◆ **RAW DATA**
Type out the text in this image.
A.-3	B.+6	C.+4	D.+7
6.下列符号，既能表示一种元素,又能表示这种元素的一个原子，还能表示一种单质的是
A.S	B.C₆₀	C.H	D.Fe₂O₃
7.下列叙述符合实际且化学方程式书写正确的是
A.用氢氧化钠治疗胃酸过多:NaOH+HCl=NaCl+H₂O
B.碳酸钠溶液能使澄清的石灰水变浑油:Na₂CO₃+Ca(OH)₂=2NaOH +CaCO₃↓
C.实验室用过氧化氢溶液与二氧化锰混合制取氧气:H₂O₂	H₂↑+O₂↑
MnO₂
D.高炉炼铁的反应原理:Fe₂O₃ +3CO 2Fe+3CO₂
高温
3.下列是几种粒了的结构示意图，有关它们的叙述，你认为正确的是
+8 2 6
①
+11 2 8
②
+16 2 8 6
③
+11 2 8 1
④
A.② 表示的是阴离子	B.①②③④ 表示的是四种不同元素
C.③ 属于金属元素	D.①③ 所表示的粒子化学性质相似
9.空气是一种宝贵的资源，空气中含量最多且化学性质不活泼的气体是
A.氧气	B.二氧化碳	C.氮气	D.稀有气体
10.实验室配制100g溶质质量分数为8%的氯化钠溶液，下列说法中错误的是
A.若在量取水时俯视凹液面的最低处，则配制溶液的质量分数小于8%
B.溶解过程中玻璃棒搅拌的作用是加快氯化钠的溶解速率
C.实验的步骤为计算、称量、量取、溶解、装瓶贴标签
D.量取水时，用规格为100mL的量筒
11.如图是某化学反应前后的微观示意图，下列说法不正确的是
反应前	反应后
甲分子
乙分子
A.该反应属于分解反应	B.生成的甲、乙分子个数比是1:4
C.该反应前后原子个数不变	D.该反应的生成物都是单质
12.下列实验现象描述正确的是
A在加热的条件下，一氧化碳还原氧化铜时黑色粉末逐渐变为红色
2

◆ **TASK INSTRUCTIONS**
Output the whole listing above again, word for word.

◆ **ANSWER TO THE PROBLEM**
Type out the text in this image.
A.-3	B.+6	C.+4	D.+7
6.下列符号，既能表示一种元素,又能表示这种元素的一个原子，还能表示一种单质的是
A.S	B.C₆₀	C.H	D.Fe₂O₃
7.下列叙述符合实际且化学方程式书写正确的是
A.用氢氧化钠治疗胃酸过多:NaOH+HCl=NaCl+H₂O
B.碳酸钠溶液能使澄清的石灰水变浑油:Na₂CO₃+Ca(OH)₂=2NaOH +CaCO₃↓
C.实验室用过氧化氢溶液与二氧化锰混合制取氧气:H₂O₂	H₂↑+O₂↑
MnO₂
D.高炉炼铁的反应原理:Fe₂O₃ +3CO 2Fe+3CO₂
高温
3.下列是几种粒了的结构示意图，有关它们的叙述，你认为正确的是
+8 2 6
①
+11 2 8
②
+16 2 8 6
③
+11 2 8 1
④
A.② 表示的是阴离子	B.①②③④ 表示的是四种不同元素
C.③ 属于金属元素	D.①③ 所表示的粒子化学性质相似
9.空气是一种宝贵的资源，空气中含量最多且化学性质不活泼的气体是
A.氧气	B.二氧化碳	C.氮气	D.稀有气体
10.实验室配制100g溶质质量分数为8%的氯化钠溶液，下列说法中错误的是
A.若在量取水时俯视凹液面的最低处，则配制溶液的质量分数小于8%
B.溶解过程中玻璃棒搅拌的作用是加快氯化钠的溶解速率
C.实验的步骤为计算、称量、量取、溶解、装瓶贴标签
D.量取水时，用规格为100mL的量筒
11.如图是某化学反应前后的微观示意图，下列说法不正确的是
反应前	反应后
甲分子
乙分子
A.该反应属于分解反应	B.生成的甲、乙分子个数比是1:4
C.该反应前后原子个数不变	D.该反应的生成物都是单质
12.下列实验现象描述正确的是
A在加热的条件下，一氧化碳还原氧化铜时黑色粉末逐渐变为红色
2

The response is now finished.